* start INPUT MATERIAL *

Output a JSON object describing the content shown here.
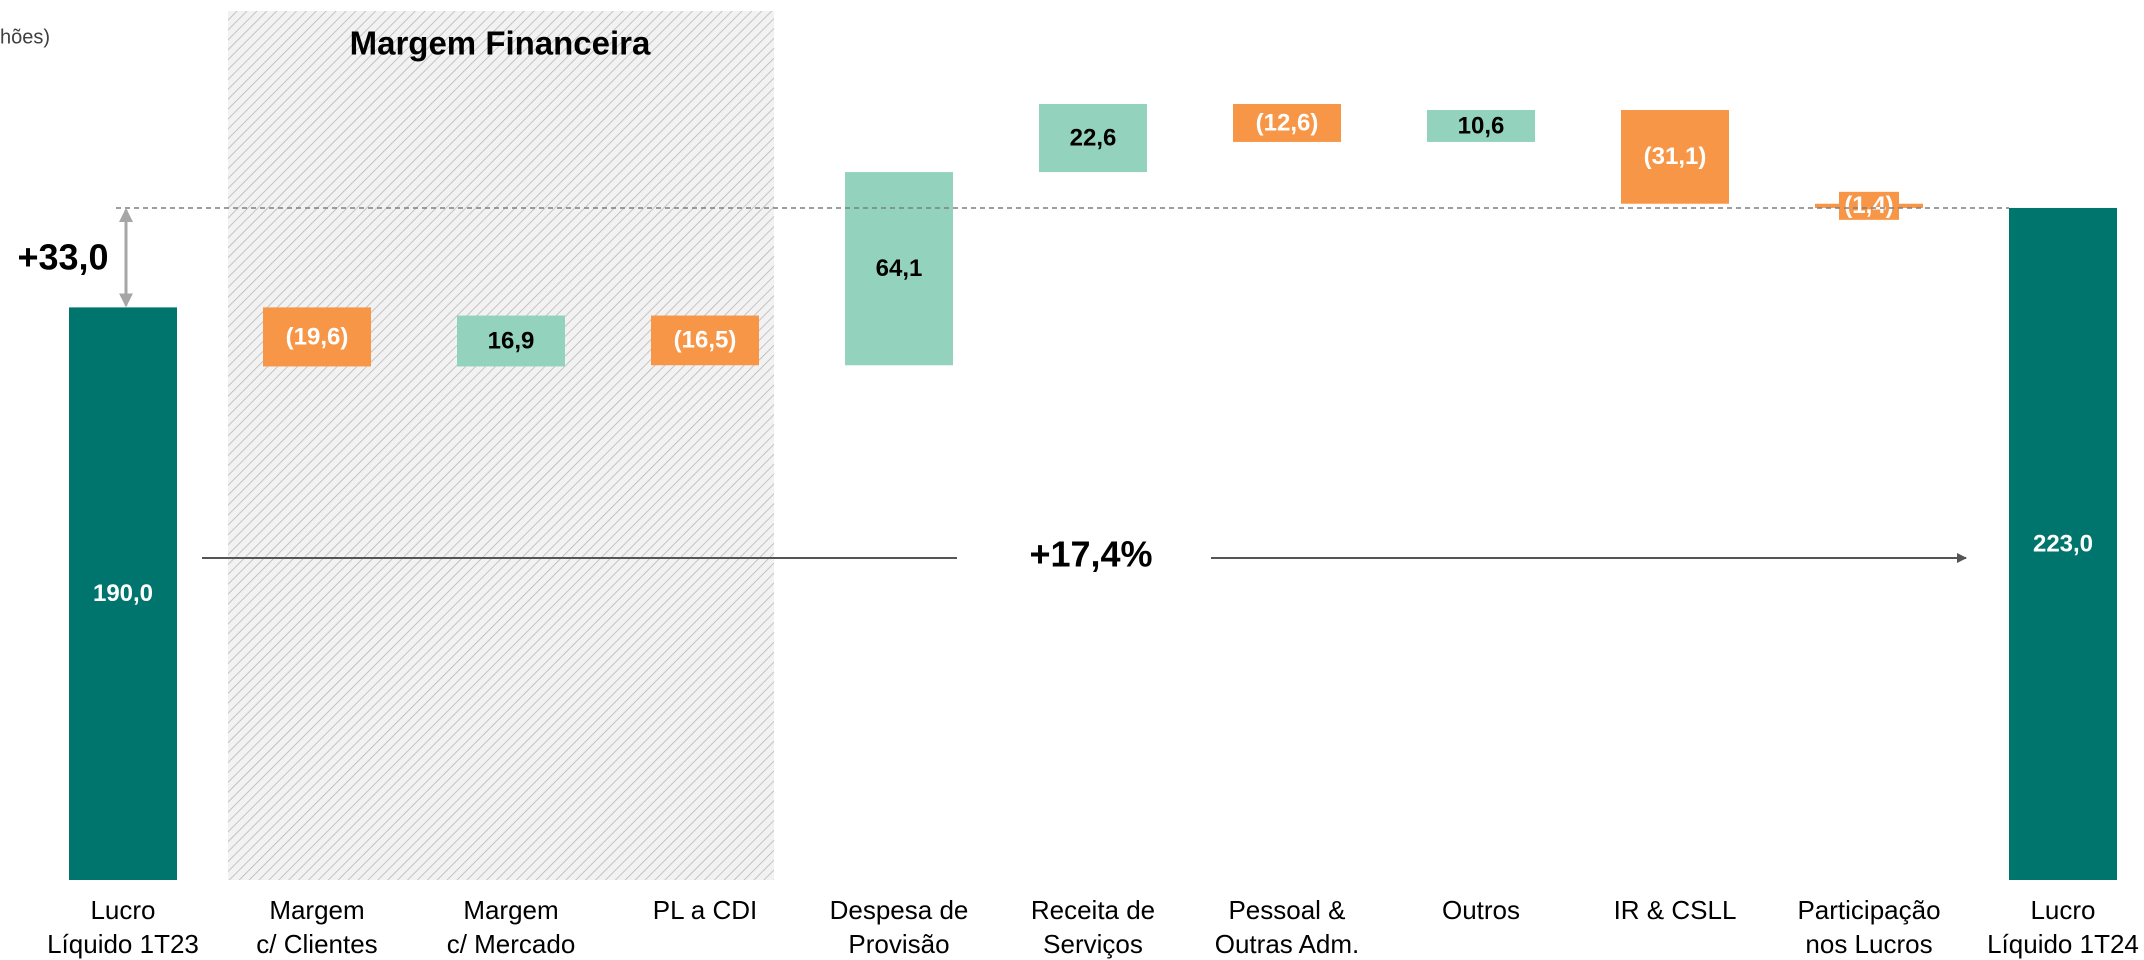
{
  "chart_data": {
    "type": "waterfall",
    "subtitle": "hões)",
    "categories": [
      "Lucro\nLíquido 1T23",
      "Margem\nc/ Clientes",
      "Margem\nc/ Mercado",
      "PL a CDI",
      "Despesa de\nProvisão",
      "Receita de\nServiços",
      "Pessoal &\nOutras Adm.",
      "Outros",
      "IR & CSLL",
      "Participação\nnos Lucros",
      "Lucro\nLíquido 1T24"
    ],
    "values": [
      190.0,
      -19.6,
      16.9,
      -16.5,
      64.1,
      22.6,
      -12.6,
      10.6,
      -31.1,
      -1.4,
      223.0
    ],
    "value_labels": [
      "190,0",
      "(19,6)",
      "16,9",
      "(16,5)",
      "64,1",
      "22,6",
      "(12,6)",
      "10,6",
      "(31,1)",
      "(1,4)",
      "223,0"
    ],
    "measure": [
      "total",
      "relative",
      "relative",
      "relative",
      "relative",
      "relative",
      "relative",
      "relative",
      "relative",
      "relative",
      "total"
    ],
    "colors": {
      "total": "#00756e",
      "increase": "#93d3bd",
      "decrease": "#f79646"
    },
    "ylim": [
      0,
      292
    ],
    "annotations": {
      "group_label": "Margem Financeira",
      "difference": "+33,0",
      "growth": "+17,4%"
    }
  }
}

* end INPUT MATERIAL *
* start INPUT MATERIAL *

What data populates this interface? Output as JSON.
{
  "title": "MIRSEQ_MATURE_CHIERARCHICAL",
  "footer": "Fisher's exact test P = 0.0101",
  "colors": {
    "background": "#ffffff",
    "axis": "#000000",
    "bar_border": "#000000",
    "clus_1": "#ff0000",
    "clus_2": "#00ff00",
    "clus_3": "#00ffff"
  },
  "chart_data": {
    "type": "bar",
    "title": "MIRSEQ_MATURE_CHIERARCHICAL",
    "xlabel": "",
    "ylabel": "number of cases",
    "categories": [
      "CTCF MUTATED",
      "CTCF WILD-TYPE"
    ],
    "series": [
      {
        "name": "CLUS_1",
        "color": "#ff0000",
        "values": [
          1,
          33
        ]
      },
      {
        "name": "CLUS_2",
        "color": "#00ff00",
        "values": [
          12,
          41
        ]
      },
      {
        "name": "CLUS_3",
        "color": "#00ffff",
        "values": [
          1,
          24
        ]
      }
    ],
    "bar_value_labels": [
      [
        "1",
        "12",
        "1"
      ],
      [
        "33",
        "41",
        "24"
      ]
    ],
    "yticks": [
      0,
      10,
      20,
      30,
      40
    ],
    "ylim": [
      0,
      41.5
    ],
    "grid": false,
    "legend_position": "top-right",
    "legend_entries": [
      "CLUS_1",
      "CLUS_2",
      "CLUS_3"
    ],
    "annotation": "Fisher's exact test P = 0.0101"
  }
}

* end INPUT MATERIAL *
* start INPUT MATERIAL *

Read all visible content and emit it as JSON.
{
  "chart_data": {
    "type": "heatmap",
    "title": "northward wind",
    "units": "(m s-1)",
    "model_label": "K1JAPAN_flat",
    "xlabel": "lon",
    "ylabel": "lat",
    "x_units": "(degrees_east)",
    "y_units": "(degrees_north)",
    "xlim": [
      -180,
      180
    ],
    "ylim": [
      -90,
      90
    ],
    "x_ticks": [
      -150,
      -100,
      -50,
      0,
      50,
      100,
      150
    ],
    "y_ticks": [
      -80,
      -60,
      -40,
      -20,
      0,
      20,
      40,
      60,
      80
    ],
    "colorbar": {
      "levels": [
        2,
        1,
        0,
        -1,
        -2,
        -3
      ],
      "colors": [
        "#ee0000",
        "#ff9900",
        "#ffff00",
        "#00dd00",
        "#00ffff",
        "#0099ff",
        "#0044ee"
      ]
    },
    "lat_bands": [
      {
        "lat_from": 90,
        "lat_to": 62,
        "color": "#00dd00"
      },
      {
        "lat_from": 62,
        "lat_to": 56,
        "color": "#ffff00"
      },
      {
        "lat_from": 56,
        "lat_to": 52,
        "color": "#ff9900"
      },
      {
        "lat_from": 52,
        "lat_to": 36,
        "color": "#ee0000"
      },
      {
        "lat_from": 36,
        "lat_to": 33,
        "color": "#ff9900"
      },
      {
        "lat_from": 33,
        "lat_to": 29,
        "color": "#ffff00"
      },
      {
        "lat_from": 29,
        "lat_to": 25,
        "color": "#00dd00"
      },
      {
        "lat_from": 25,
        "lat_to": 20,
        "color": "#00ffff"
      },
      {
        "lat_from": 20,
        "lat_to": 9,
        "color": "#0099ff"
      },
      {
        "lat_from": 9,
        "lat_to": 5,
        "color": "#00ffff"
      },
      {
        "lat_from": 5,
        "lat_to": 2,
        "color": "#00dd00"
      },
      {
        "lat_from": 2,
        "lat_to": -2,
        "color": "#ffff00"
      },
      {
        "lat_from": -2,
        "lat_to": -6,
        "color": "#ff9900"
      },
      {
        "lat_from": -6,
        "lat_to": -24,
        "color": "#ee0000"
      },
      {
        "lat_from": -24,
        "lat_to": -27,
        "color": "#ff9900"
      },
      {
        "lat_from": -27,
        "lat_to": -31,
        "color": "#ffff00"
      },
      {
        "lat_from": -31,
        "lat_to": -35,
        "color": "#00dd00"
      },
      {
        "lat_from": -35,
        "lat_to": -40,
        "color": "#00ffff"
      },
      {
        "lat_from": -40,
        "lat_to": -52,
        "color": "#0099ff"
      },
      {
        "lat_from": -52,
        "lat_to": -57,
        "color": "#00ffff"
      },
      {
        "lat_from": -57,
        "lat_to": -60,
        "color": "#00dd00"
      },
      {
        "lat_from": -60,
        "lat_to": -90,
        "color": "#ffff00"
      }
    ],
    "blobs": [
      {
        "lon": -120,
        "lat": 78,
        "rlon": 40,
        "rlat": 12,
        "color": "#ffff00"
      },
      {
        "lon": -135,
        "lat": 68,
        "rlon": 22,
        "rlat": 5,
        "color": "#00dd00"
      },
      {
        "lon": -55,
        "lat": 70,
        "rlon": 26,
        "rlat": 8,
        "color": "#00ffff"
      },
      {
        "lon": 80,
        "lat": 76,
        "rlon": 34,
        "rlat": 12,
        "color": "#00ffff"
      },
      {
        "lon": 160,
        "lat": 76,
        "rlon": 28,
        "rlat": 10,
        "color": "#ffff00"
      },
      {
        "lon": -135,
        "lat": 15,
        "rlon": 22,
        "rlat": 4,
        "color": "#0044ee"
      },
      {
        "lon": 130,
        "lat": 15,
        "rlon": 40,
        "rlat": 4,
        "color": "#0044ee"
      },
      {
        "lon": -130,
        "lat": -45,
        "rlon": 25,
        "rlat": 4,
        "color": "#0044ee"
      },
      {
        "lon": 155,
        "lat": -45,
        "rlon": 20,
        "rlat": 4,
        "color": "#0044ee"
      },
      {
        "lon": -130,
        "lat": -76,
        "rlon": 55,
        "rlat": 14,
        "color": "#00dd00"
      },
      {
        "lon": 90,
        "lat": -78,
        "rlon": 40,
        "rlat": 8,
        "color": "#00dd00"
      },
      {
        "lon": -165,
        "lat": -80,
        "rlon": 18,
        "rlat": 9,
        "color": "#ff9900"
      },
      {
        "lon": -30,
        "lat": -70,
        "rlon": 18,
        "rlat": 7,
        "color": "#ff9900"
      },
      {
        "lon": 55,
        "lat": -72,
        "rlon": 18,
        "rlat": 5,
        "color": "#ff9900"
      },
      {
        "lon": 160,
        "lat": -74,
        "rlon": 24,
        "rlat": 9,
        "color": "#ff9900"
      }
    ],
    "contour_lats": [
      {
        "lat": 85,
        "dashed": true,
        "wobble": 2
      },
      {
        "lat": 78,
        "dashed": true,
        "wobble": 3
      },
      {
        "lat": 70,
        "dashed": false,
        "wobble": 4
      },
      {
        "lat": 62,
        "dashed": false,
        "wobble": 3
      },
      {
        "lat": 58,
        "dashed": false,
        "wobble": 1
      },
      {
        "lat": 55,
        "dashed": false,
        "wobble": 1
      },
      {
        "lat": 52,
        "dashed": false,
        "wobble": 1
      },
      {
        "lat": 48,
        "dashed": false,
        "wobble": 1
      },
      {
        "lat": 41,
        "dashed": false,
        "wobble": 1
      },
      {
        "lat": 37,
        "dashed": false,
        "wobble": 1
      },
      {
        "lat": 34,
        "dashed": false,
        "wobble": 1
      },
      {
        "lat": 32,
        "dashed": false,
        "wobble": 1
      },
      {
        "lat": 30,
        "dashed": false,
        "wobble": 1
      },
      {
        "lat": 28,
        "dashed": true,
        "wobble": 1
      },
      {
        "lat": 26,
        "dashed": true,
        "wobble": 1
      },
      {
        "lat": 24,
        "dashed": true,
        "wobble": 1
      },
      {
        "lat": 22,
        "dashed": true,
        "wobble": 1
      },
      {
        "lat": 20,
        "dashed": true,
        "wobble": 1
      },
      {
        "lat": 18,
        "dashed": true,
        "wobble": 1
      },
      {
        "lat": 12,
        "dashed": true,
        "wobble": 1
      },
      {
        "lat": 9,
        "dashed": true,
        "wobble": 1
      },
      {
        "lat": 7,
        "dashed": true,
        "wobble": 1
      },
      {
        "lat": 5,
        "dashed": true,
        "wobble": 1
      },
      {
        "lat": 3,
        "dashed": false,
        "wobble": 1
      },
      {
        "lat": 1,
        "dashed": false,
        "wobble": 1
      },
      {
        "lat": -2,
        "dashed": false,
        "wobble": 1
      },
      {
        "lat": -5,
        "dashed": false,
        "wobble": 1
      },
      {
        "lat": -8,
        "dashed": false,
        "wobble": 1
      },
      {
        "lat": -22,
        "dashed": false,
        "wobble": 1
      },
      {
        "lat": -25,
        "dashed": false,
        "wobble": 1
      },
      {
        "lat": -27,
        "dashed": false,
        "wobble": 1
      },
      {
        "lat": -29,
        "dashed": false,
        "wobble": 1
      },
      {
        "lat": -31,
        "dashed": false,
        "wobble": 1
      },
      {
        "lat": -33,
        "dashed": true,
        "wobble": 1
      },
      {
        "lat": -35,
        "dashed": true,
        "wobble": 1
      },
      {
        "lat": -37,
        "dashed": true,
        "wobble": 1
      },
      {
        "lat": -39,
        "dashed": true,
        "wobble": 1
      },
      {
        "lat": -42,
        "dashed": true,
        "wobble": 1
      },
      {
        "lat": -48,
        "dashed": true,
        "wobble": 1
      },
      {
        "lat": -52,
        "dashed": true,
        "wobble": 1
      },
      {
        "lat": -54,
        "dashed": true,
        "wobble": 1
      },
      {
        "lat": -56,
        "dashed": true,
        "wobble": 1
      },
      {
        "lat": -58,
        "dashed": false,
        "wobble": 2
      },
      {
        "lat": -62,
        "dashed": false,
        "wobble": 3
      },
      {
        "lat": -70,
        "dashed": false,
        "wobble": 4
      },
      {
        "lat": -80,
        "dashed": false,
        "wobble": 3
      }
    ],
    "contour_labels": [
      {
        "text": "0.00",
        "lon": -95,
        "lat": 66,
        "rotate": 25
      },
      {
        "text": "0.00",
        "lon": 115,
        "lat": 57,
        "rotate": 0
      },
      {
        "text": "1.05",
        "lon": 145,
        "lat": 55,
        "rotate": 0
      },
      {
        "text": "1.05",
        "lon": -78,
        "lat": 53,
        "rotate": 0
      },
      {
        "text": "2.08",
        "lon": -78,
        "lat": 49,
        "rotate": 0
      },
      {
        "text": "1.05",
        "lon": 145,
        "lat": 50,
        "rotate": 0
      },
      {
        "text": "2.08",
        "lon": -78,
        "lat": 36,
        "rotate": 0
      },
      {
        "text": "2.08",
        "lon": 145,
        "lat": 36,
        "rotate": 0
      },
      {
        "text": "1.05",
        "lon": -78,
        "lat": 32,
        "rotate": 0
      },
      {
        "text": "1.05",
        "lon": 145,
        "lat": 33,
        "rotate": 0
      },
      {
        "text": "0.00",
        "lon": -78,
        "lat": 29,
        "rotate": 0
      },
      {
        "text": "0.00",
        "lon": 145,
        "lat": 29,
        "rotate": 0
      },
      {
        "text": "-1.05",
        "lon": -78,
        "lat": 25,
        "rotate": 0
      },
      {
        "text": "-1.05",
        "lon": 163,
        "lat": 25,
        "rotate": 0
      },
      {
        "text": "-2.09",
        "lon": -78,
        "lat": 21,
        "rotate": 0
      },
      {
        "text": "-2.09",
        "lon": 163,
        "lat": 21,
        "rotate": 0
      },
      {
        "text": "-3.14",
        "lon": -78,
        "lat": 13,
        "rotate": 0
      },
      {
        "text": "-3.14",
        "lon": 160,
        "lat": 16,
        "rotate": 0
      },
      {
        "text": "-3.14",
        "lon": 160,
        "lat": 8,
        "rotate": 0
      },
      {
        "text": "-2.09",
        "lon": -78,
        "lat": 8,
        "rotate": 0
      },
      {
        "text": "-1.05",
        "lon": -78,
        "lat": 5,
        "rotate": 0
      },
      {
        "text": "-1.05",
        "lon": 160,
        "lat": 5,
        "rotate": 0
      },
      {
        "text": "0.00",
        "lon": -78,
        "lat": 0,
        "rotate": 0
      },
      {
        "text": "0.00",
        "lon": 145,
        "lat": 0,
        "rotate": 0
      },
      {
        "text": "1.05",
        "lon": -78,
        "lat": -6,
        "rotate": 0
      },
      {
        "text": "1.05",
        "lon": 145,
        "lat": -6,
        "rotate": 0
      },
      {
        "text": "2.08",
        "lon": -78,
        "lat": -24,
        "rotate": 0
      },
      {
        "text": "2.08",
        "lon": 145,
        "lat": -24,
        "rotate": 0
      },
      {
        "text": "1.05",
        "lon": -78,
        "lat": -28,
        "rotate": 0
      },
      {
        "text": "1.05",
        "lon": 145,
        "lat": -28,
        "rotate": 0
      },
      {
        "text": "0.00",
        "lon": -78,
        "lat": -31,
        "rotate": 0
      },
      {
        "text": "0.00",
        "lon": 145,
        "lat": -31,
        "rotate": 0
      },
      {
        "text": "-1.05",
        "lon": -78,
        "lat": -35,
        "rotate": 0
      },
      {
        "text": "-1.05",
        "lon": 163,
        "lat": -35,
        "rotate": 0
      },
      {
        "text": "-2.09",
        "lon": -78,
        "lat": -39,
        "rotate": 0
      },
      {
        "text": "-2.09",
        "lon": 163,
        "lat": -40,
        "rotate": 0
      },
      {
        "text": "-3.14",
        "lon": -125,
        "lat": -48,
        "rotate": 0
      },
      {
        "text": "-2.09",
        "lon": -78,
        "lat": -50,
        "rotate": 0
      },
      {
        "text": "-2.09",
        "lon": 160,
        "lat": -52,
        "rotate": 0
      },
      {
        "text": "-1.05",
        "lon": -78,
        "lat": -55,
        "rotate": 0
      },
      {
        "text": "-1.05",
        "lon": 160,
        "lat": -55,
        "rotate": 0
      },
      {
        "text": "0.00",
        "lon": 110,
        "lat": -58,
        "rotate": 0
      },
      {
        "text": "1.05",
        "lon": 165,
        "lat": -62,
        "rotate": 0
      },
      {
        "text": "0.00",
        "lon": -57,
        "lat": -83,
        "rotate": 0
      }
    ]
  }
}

* end INPUT MATERIAL *

◆ EXERCISE INSTRUCTIONS ◆
Scan the material above for the word "exact". Copy each line where it occurs.

◆ OUTPUT BELOW ◆
  "footer": "Fisher's exact test P = 0.0101",
    "annotation": "Fisher's exact test P = 0.0101"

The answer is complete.